Task brief —
Among the following entries, count the lines that contain "mejor" and report only the result.

>> Start

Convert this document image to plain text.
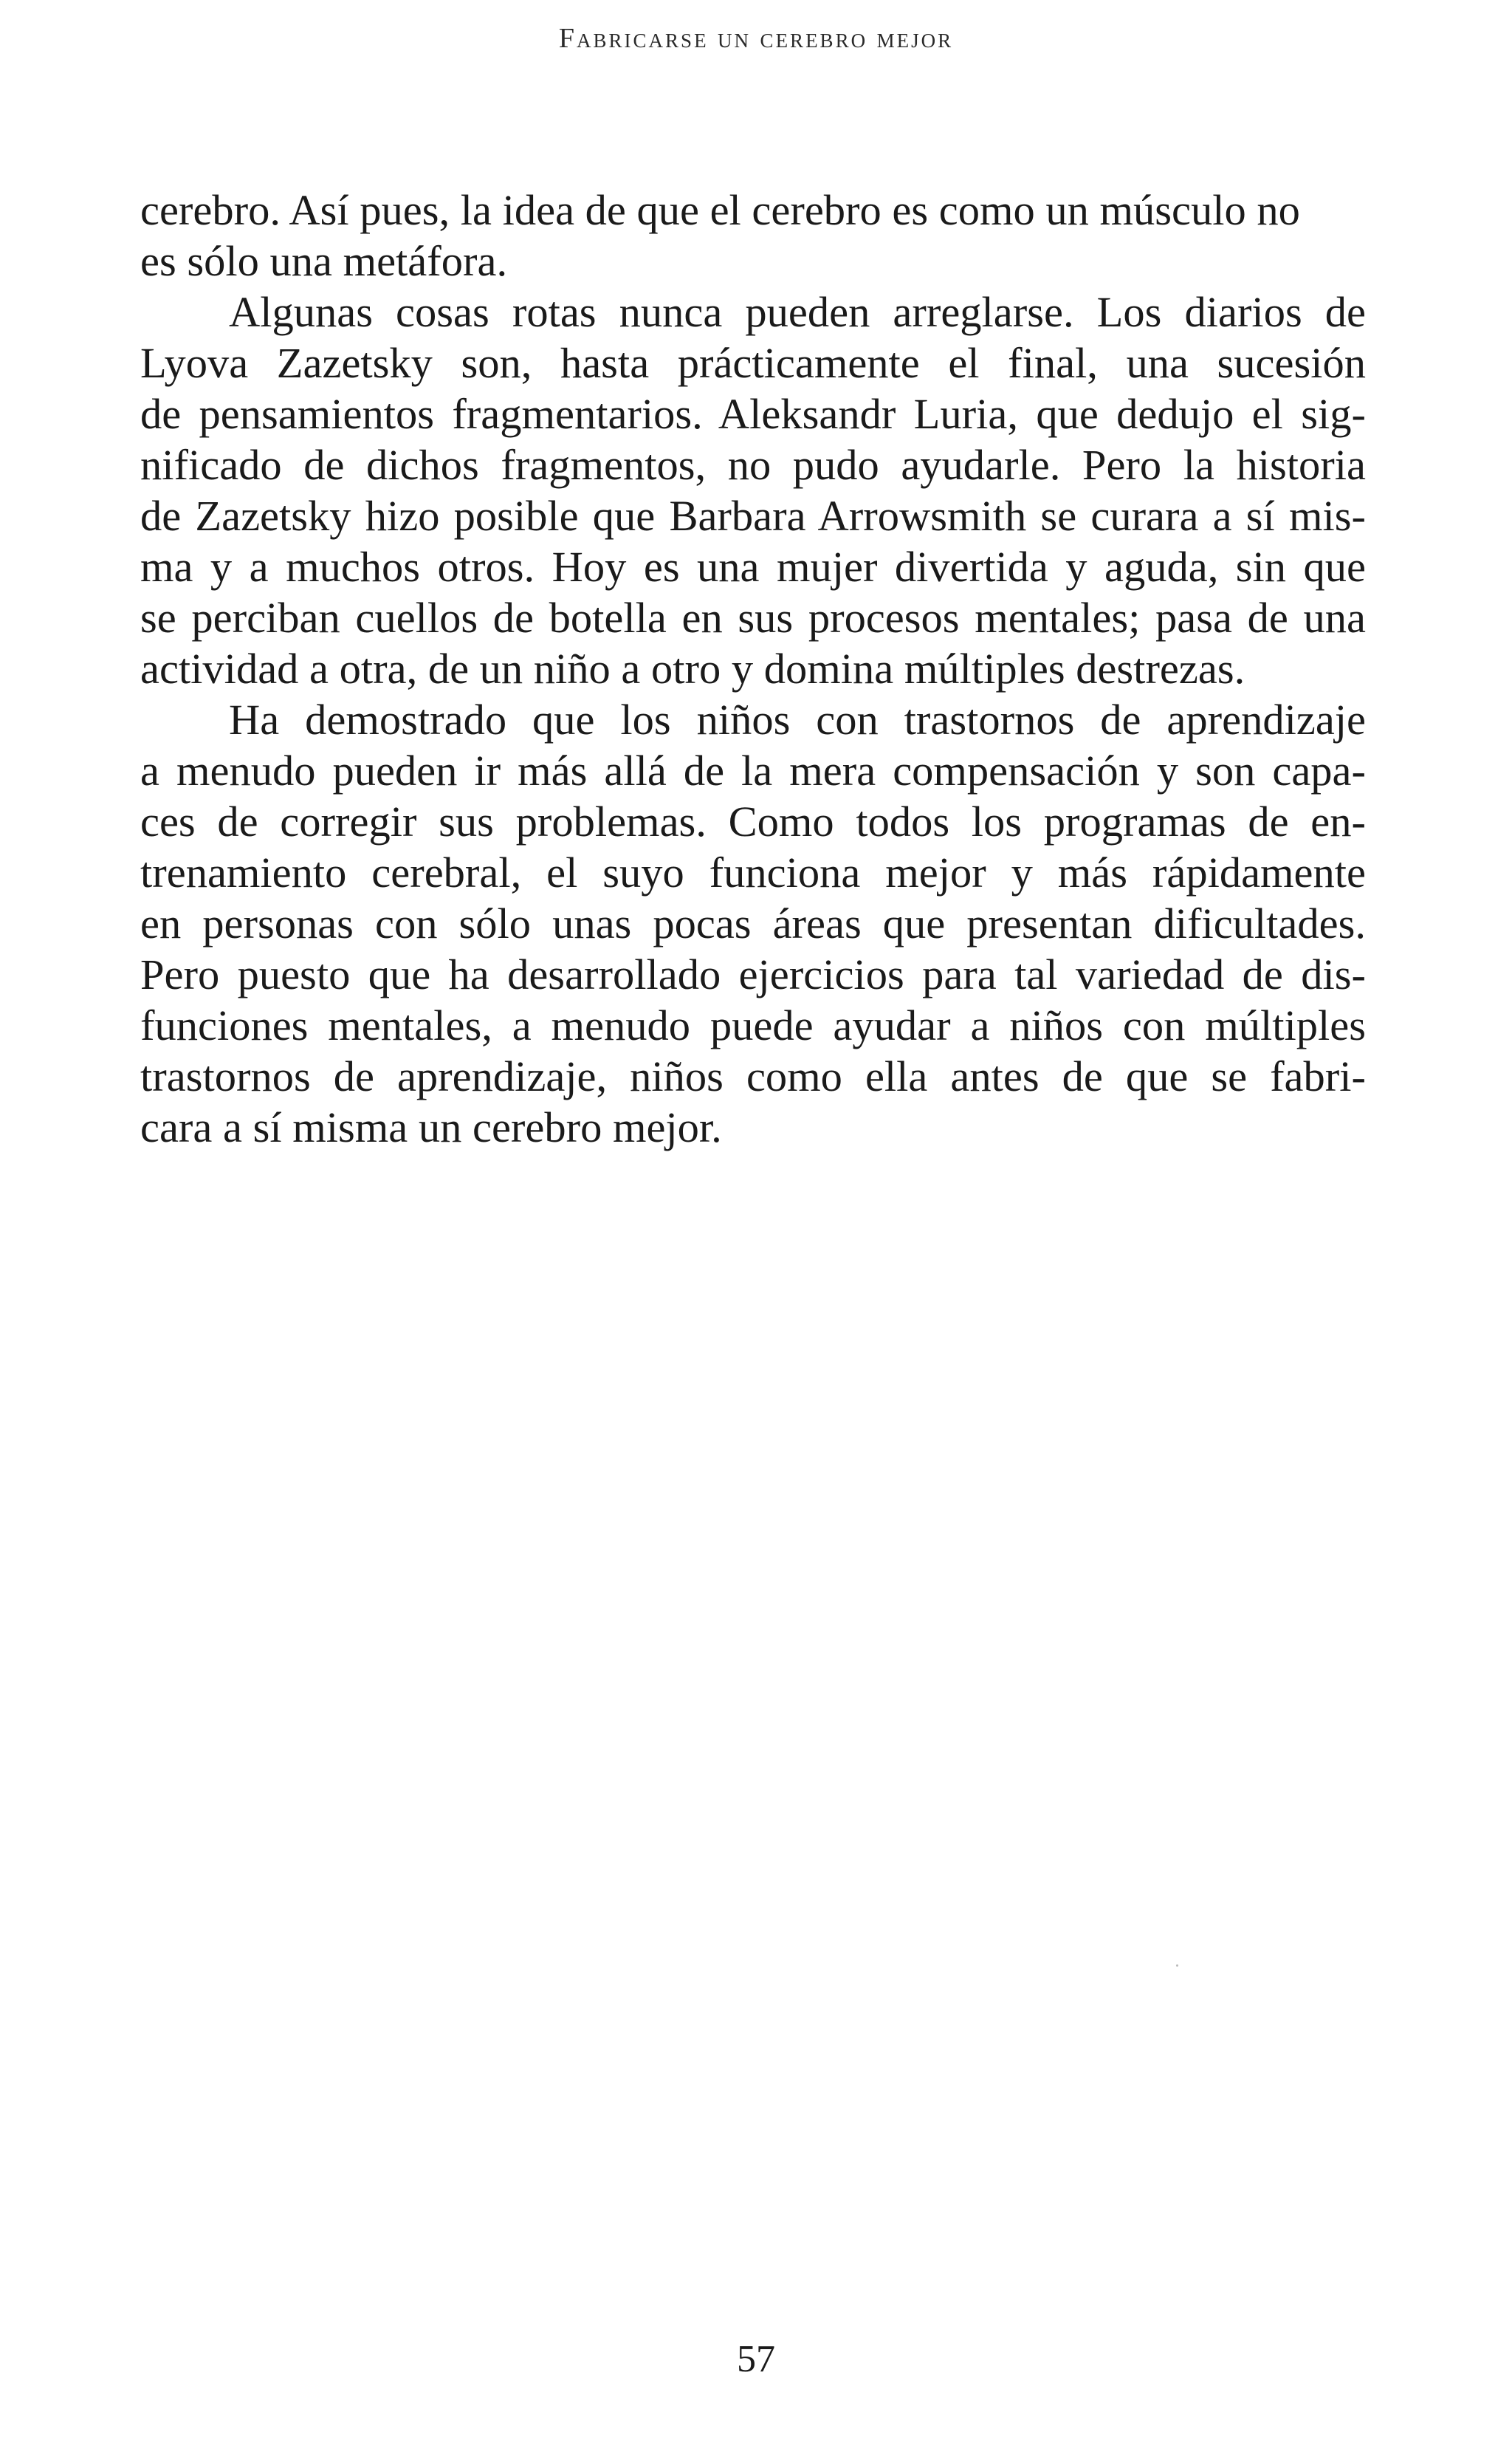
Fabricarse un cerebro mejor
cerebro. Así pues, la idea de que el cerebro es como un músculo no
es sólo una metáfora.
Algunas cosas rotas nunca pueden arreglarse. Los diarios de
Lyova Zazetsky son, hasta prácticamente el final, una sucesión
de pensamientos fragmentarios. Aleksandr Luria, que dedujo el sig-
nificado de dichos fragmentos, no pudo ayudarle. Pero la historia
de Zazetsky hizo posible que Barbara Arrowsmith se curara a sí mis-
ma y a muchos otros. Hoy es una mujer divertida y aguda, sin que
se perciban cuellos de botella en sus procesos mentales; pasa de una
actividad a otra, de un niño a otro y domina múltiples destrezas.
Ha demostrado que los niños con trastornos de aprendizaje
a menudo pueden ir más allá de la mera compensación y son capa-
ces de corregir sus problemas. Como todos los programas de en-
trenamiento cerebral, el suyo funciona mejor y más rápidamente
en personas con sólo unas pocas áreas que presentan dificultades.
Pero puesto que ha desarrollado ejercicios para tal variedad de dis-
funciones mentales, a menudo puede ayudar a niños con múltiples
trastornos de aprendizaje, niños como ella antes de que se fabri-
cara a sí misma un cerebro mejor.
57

>> End

Written response —
3